■ Exercise prompt
Reproduce the data that follows in its entirety, character for character.

■ Extracted data
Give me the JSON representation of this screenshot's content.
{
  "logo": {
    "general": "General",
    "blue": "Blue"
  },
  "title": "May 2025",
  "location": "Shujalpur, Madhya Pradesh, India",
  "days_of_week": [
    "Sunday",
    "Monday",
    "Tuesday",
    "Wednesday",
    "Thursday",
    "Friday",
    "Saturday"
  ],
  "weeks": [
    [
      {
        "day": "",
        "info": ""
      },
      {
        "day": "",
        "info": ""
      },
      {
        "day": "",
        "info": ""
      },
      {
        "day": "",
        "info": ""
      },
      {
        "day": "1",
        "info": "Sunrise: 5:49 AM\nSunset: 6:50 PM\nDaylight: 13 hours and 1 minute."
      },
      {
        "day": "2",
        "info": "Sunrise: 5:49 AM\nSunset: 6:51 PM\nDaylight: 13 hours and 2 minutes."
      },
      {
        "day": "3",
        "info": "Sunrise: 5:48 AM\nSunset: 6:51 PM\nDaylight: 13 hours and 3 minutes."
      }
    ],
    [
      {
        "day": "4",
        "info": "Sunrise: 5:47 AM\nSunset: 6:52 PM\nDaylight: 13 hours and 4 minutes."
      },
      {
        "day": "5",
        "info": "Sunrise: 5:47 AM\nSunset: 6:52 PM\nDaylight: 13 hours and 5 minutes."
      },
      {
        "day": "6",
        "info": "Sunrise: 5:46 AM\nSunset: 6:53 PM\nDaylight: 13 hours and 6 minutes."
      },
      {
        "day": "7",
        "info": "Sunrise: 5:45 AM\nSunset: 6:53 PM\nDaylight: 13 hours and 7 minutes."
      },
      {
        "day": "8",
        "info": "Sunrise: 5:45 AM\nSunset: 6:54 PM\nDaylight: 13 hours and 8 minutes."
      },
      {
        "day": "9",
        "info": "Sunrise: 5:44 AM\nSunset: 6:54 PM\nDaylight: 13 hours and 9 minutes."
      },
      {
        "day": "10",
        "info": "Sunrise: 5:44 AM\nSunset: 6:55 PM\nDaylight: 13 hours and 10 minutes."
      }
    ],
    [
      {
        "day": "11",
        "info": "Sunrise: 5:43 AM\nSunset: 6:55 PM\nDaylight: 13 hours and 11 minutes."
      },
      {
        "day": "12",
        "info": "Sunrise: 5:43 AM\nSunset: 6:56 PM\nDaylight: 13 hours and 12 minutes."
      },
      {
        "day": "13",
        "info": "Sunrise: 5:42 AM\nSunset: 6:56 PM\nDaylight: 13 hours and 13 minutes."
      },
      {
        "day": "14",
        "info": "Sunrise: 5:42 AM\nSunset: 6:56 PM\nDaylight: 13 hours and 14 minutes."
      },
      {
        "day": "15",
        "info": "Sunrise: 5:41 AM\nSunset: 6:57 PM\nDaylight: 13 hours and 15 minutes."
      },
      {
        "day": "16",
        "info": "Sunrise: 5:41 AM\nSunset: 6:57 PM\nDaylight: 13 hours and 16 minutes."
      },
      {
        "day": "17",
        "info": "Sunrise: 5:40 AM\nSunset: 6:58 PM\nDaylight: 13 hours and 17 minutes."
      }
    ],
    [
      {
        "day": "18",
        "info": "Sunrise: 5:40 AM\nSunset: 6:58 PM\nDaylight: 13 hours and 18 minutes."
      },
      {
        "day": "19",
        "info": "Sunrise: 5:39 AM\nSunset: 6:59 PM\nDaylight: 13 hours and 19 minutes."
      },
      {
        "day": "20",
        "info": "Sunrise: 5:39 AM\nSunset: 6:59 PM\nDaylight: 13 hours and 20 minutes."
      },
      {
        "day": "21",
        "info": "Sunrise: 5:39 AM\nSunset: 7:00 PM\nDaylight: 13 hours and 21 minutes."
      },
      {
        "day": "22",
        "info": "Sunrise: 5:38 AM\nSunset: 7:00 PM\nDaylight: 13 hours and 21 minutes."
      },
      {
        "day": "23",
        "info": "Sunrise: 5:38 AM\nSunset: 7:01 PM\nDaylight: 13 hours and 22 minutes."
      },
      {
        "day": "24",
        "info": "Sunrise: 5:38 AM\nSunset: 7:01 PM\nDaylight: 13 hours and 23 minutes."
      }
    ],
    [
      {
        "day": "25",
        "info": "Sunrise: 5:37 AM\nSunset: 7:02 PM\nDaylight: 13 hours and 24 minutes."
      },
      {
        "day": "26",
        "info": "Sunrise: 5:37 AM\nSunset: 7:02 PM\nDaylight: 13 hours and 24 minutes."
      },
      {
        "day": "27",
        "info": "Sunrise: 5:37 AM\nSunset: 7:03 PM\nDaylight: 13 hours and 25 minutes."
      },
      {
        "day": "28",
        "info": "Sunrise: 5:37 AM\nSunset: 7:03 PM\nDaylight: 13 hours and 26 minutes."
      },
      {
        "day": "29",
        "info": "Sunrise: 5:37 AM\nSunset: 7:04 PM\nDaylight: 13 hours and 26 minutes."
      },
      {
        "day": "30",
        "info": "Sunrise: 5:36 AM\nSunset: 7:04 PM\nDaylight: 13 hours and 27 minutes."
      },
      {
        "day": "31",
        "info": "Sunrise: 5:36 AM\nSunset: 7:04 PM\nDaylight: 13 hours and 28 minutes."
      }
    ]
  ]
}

■ Response to this task
Give me the JSON representation of this screenshot's content.
{
  "logo": {
    "general": "General",
    "blue": "Blue"
  },
  "title": "May 2025",
  "location": "Shujalpur, Madhya Pradesh, India",
  "days_of_week": [
    "Sunday",
    "Monday",
    "Tuesday",
    "Wednesday",
    "Thursday",
    "Friday",
    "Saturday"
  ],
  "weeks": [
    [
      {
        "day": "",
        "info": ""
      },
      {
        "day": "",
        "info": ""
      },
      {
        "day": "",
        "info": ""
      },
      {
        "day": "",
        "info": ""
      },
      {
        "day": "1",
        "info": "Sunrise: 5:49 AM\nSunset: 6:50 PM\nDaylight: 13 hours and 1 minute."
      },
      {
        "day": "2",
        "info": "Sunrise: 5:49 AM\nSunset: 6:51 PM\nDaylight: 13 hours and 2 minutes."
      },
      {
        "day": "3",
        "info": "Sunrise: 5:48 AM\nSunset: 6:51 PM\nDaylight: 13 hours and 3 minutes."
      }
    ],
    [
      {
        "day": "4",
        "info": "Sunrise: 5:47 AM\nSunset: 6:52 PM\nDaylight: 13 hours and 4 minutes."
      },
      {
        "day": "5",
        "info": "Sunrise: 5:47 AM\nSunset: 6:52 PM\nDaylight: 13 hours and 5 minutes."
      },
      {
        "day": "6",
        "info": "Sunrise: 5:46 AM\nSunset: 6:53 PM\nDaylight: 13 hours and 6 minutes."
      },
      {
        "day": "7",
        "info": "Sunrise: 5:45 AM\nSunset: 6:53 PM\nDaylight: 13 hours and 7 minutes."
      },
      {
        "day": "8",
        "info": "Sunrise: 5:45 AM\nSunset: 6:54 PM\nDaylight: 13 hours and 8 minutes."
      },
      {
        "day": "9",
        "info": "Sunrise: 5:44 AM\nSunset: 6:54 PM\nDaylight: 13 hours and 9 minutes."
      },
      {
        "day": "10",
        "info": "Sunrise: 5:44 AM\nSunset: 6:55 PM\nDaylight: 13 hours and 10 minutes."
      }
    ],
    [
      {
        "day": "11",
        "info": "Sunrise: 5:43 AM\nSunset: 6:55 PM\nDaylight: 13 hours and 11 minutes."
      },
      {
        "day": "12",
        "info": "Sunrise: 5:43 AM\nSunset: 6:56 PM\nDaylight: 13 hours and 12 minutes."
      },
      {
        "day": "13",
        "info": "Sunrise: 5:42 AM\nSunset: 6:56 PM\nDaylight: 13 hours and 13 minutes."
      },
      {
        "day": "14",
        "info": "Sunrise: 5:42 AM\nSunset: 6:56 PM\nDaylight: 13 hours and 14 minutes."
      },
      {
        "day": "15",
        "info": "Sunrise: 5:41 AM\nSunset: 6:57 PM\nDaylight: 13 hours and 15 minutes."
      },
      {
        "day": "16",
        "info": "Sunrise: 5:41 AM\nSunset: 6:57 PM\nDaylight: 13 hours and 16 minutes."
      },
      {
        "day": "17",
        "info": "Sunrise: 5:40 AM\nSunset: 6:58 PM\nDaylight: 13 hours and 17 minutes."
      }
    ],
    [
      {
        "day": "18",
        "info": "Sunrise: 5:40 AM\nSunset: 6:58 PM\nDaylight: 13 hours and 18 minutes."
      },
      {
        "day": "19",
        "info": "Sunrise: 5:39 AM\nSunset: 6:59 PM\nDaylight: 13 hours and 19 minutes."
      },
      {
        "day": "20",
        "info": "Sunrise: 5:39 AM\nSunset: 6:59 PM\nDaylight: 13 hours and 20 minutes."
      },
      {
        "day": "21",
        "info": "Sunrise: 5:39 AM\nSunset: 7:00 PM\nDaylight: 13 hours and 21 minutes."
      },
      {
        "day": "22",
        "info": "Sunrise: 5:38 AM\nSunset: 7:00 PM\nDaylight: 13 hours and 21 minutes."
      },
      {
        "day": "23",
        "info": "Sunrise: 5:38 AM\nSunset: 7:01 PM\nDaylight: 13 hours and 22 minutes."
      },
      {
        "day": "24",
        "info": "Sunrise: 5:38 AM\nSunset: 7:01 PM\nDaylight: 13 hours and 23 minutes."
      }
    ],
    [
      {
        "day": "25",
        "info": "Sunrise: 5:37 AM\nSunset: 7:02 PM\nDaylight: 13 hours and 24 minutes."
      },
      {
        "day": "26",
        "info": "Sunrise: 5:37 AM\nSunset: 7:02 PM\nDaylight: 13 hours and 24 minutes."
      },
      {
        "day": "27",
        "info": "Sunrise: 5:37 AM\nSunset: 7:03 PM\nDaylight: 13 hours and 25 minutes."
      },
      {
        "day": "28",
        "info": "Sunrise: 5:37 AM\nSunset: 7:03 PM\nDaylight: 13 hours and 26 minutes."
      },
      {
        "day": "29",
        "info": "Sunrise: 5:37 AM\nSunset: 7:04 PM\nDaylight: 13 hours and 26 minutes."
      },
      {
        "day": "30",
        "info": "Sunrise: 5:36 AM\nSunset: 7:04 PM\nDaylight: 13 hours and 27 minutes."
      },
      {
        "day": "31",
        "info": "Sunrise: 5:36 AM\nSunset: 7:04 PM\nDaylight: 13 hours and 28 minutes."
      }
    ]
  ]
}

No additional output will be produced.